*Exercise details*: Restate the whole of the material. Keep every word, and drop the pictures.

*Exercise materials*:
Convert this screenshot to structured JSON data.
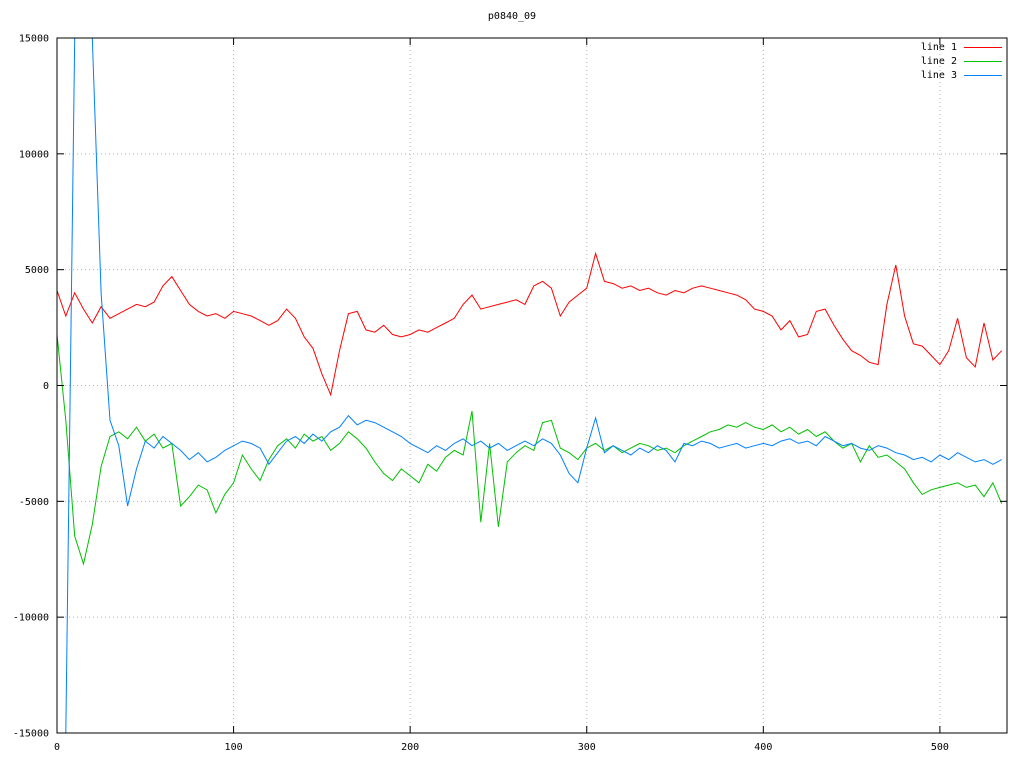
{
  "page": {
    "background": "#ffffff"
  },
  "chart_data": {
    "type": "line",
    "title": "p0840_09",
    "xlabel": "",
    "ylabel": "",
    "xlim": [
      0,
      538
    ],
    "ylim": [
      -15000,
      15000
    ],
    "x_ticks": [
      0,
      100,
      200,
      300,
      400,
      500
    ],
    "y_ticks": [
      -15000,
      -10000,
      -5000,
      0,
      5000,
      10000,
      15000
    ],
    "grid": true,
    "grid_style": "dotted",
    "grid_color": "#b3b3b3",
    "border_color": "#000000",
    "legend_position": "top-right",
    "x_start": 0,
    "x_step": 5,
    "series": [
      {
        "name": "line 1",
        "color": "#ff0000",
        "values": [
          4100,
          3000,
          4000,
          3300,
          2700,
          3400,
          2900,
          3100,
          3300,
          3500,
          3400,
          3600,
          4300,
          4700,
          4100,
          3500,
          3200,
          3000,
          3100,
          2900,
          3200,
          3100,
          3000,
          2800,
          2600,
          2800,
          3300,
          2900,
          2100,
          1600,
          500,
          -400,
          1500,
          3100,
          3200,
          2400,
          2300,
          2600,
          2200,
          2100,
          2200,
          2400,
          2300,
          2500,
          2700,
          2900,
          3500,
          3900,
          3300,
          3400,
          3500,
          3600,
          3700,
          3500,
          4300,
          4500,
          4200,
          3000,
          3600,
          3900,
          4200,
          5700,
          4500,
          4400,
          4200,
          4300,
          4100,
          4200,
          4000,
          3900,
          4100,
          4000,
          4200,
          4300,
          4200,
          4100,
          4000,
          3900,
          3700,
          3300,
          3200,
          3000,
          2400,
          2800,
          2100,
          2200,
          3200,
          3300,
          2600,
          2000,
          1500,
          1300,
          1000,
          900,
          3500,
          5200,
          3000,
          1800,
          1700,
          1300,
          900,
          1500,
          2900,
          1200,
          800,
          2700,
          1100,
          1500
        ]
      },
      {
        "name": "line 2",
        "color": "#00c000",
        "values": [
          2200,
          -1500,
          -6500,
          -7700,
          -6000,
          -3500,
          -2200,
          -2000,
          -2300,
          -1800,
          -2400,
          -2100,
          -2700,
          -2500,
          -5200,
          -4800,
          -4300,
          -4500,
          -5500,
          -4700,
          -4200,
          -3000,
          -3600,
          -4100,
          -3200,
          -2600,
          -2300,
          -2700,
          -2100,
          -2400,
          -2200,
          -2800,
          -2500,
          -2000,
          -2300,
          -2700,
          -3300,
          -3800,
          -4100,
          -3600,
          -3900,
          -4200,
          -3400,
          -3700,
          -3100,
          -2800,
          -3000,
          -1100,
          -5900,
          -2500,
          -6100,
          -3300,
          -2900,
          -2600,
          -2800,
          -1600,
          -1500,
          -2700,
          -2900,
          -3200,
          -2700,
          -2500,
          -2800,
          -2600,
          -2900,
          -2700,
          -2500,
          -2600,
          -2800,
          -2700,
          -2900,
          -2600,
          -2400,
          -2200,
          -2000,
          -1900,
          -1700,
          -1800,
          -1600,
          -1800,
          -1900,
          -1700,
          -2000,
          -1800,
          -2100,
          -1900,
          -2200,
          -2000,
          -2400,
          -2700,
          -2500,
          -3300,
          -2600,
          -3100,
          -3000,
          -3300,
          -3600,
          -4200,
          -4700,
          -4500,
          -4400,
          -4300,
          -4200,
          -4400,
          -4300,
          -4800,
          -4200,
          -5100
        ]
      },
      {
        "name": "line 3",
        "color": "#0080ff",
        "values": [
          -15000,
          -15000,
          15000,
          15000,
          15000,
          4000,
          -1500,
          -2600,
          -5200,
          -3600,
          -2400,
          -2700,
          -2200,
          -2500,
          -2800,
          -3200,
          -2900,
          -3300,
          -3100,
          -2800,
          -2600,
          -2400,
          -2500,
          -2700,
          -3400,
          -2900,
          -2400,
          -2200,
          -2500,
          -2100,
          -2400,
          -2000,
          -1800,
          -1300,
          -1700,
          -1500,
          -1600,
          -1800,
          -2000,
          -2200,
          -2500,
          -2700,
          -2900,
          -2600,
          -2800,
          -2500,
          -2300,
          -2600,
          -2400,
          -2700,
          -2500,
          -2800,
          -2600,
          -2400,
          -2600,
          -2300,
          -2500,
          -3000,
          -3800,
          -4200,
          -2700,
          -1400,
          -2900,
          -2600,
          -2800,
          -3000,
          -2700,
          -2900,
          -2600,
          -2800,
          -3300,
          -2500,
          -2600,
          -2400,
          -2500,
          -2700,
          -2600,
          -2500,
          -2700,
          -2600,
          -2500,
          -2600,
          -2400,
          -2300,
          -2500,
          -2400,
          -2600,
          -2200,
          -2400,
          -2600,
          -2500,
          -2700,
          -2800,
          -2600,
          -2700,
          -2900,
          -3000,
          -3200,
          -3100,
          -3300,
          -3000,
          -3200,
          -2900,
          -3100,
          -3300,
          -3200,
          -3400,
          -3200
        ]
      }
    ]
  }
}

*Task output*:
Convert this screenshot to structured JSON data.
{
  "page": {
    "background": "#ffffff"
  },
  "chart_data": {
    "type": "line",
    "title": "p0840_09",
    "xlabel": "",
    "ylabel": "",
    "xlim": [
      0,
      538
    ],
    "ylim": [
      -15000,
      15000
    ],
    "x_ticks": [
      0,
      100,
      200,
      300,
      400,
      500
    ],
    "y_ticks": [
      -15000,
      -10000,
      -5000,
      0,
      5000,
      10000,
      15000
    ],
    "grid": true,
    "grid_style": "dotted",
    "grid_color": "#b3b3b3",
    "border_color": "#000000",
    "legend_position": "top-right",
    "x_start": 0,
    "x_step": 5,
    "series": [
      {
        "name": "line 1",
        "color": "#ff0000",
        "values": [
          4100,
          3000,
          4000,
          3300,
          2700,
          3400,
          2900,
          3100,
          3300,
          3500,
          3400,
          3600,
          4300,
          4700,
          4100,
          3500,
          3200,
          3000,
          3100,
          2900,
          3200,
          3100,
          3000,
          2800,
          2600,
          2800,
          3300,
          2900,
          2100,
          1600,
          500,
          -400,
          1500,
          3100,
          3200,
          2400,
          2300,
          2600,
          2200,
          2100,
          2200,
          2400,
          2300,
          2500,
          2700,
          2900,
          3500,
          3900,
          3300,
          3400,
          3500,
          3600,
          3700,
          3500,
          4300,
          4500,
          4200,
          3000,
          3600,
          3900,
          4200,
          5700,
          4500,
          4400,
          4200,
          4300,
          4100,
          4200,
          4000,
          3900,
          4100,
          4000,
          4200,
          4300,
          4200,
          4100,
          4000,
          3900,
          3700,
          3300,
          3200,
          3000,
          2400,
          2800,
          2100,
          2200,
          3200,
          3300,
          2600,
          2000,
          1500,
          1300,
          1000,
          900,
          3500,
          5200,
          3000,
          1800,
          1700,
          1300,
          900,
          1500,
          2900,
          1200,
          800,
          2700,
          1100,
          1500
        ]
      },
      {
        "name": "line 2",
        "color": "#00c000",
        "values": [
          2200,
          -1500,
          -6500,
          -7700,
          -6000,
          -3500,
          -2200,
          -2000,
          -2300,
          -1800,
          -2400,
          -2100,
          -2700,
          -2500,
          -5200,
          -4800,
          -4300,
          -4500,
          -5500,
          -4700,
          -4200,
          -3000,
          -3600,
          -4100,
          -3200,
          -2600,
          -2300,
          -2700,
          -2100,
          -2400,
          -2200,
          -2800,
          -2500,
          -2000,
          -2300,
          -2700,
          -3300,
          -3800,
          -4100,
          -3600,
          -3900,
          -4200,
          -3400,
          -3700,
          -3100,
          -2800,
          -3000,
          -1100,
          -5900,
          -2500,
          -6100,
          -3300,
          -2900,
          -2600,
          -2800,
          -1600,
          -1500,
          -2700,
          -2900,
          -3200,
          -2700,
          -2500,
          -2800,
          -2600,
          -2900,
          -2700,
          -2500,
          -2600,
          -2800,
          -2700,
          -2900,
          -2600,
          -2400,
          -2200,
          -2000,
          -1900,
          -1700,
          -1800,
          -1600,
          -1800,
          -1900,
          -1700,
          -2000,
          -1800,
          -2100,
          -1900,
          -2200,
          -2000,
          -2400,
          -2700,
          -2500,
          -3300,
          -2600,
          -3100,
          -3000,
          -3300,
          -3600,
          -4200,
          -4700,
          -4500,
          -4400,
          -4300,
          -4200,
          -4400,
          -4300,
          -4800,
          -4200,
          -5100
        ]
      },
      {
        "name": "line 3",
        "color": "#0080ff",
        "values": [
          -15000,
          -15000,
          15000,
          15000,
          15000,
          4000,
          -1500,
          -2600,
          -5200,
          -3600,
          -2400,
          -2700,
          -2200,
          -2500,
          -2800,
          -3200,
          -2900,
          -3300,
          -3100,
          -2800,
          -2600,
          -2400,
          -2500,
          -2700,
          -3400,
          -2900,
          -2400,
          -2200,
          -2500,
          -2100,
          -2400,
          -2000,
          -1800,
          -1300,
          -1700,
          -1500,
          -1600,
          -1800,
          -2000,
          -2200,
          -2500,
          -2700,
          -2900,
          -2600,
          -2800,
          -2500,
          -2300,
          -2600,
          -2400,
          -2700,
          -2500,
          -2800,
          -2600,
          -2400,
          -2600,
          -2300,
          -2500,
          -3000,
          -3800,
          -4200,
          -2700,
          -1400,
          -2900,
          -2600,
          -2800,
          -3000,
          -2700,
          -2900,
          -2600,
          -2800,
          -3300,
          -2500,
          -2600,
          -2400,
          -2500,
          -2700,
          -2600,
          -2500,
          -2700,
          -2600,
          -2500,
          -2600,
          -2400,
          -2300,
          -2500,
          -2400,
          -2600,
          -2200,
          -2400,
          -2600,
          -2500,
          -2700,
          -2800,
          -2600,
          -2700,
          -2900,
          -3000,
          -3200,
          -3100,
          -3300,
          -3000,
          -3200,
          -2900,
          -3100,
          -3300,
          -3200,
          -3400,
          -3200
        ]
      }
    ]
  }
}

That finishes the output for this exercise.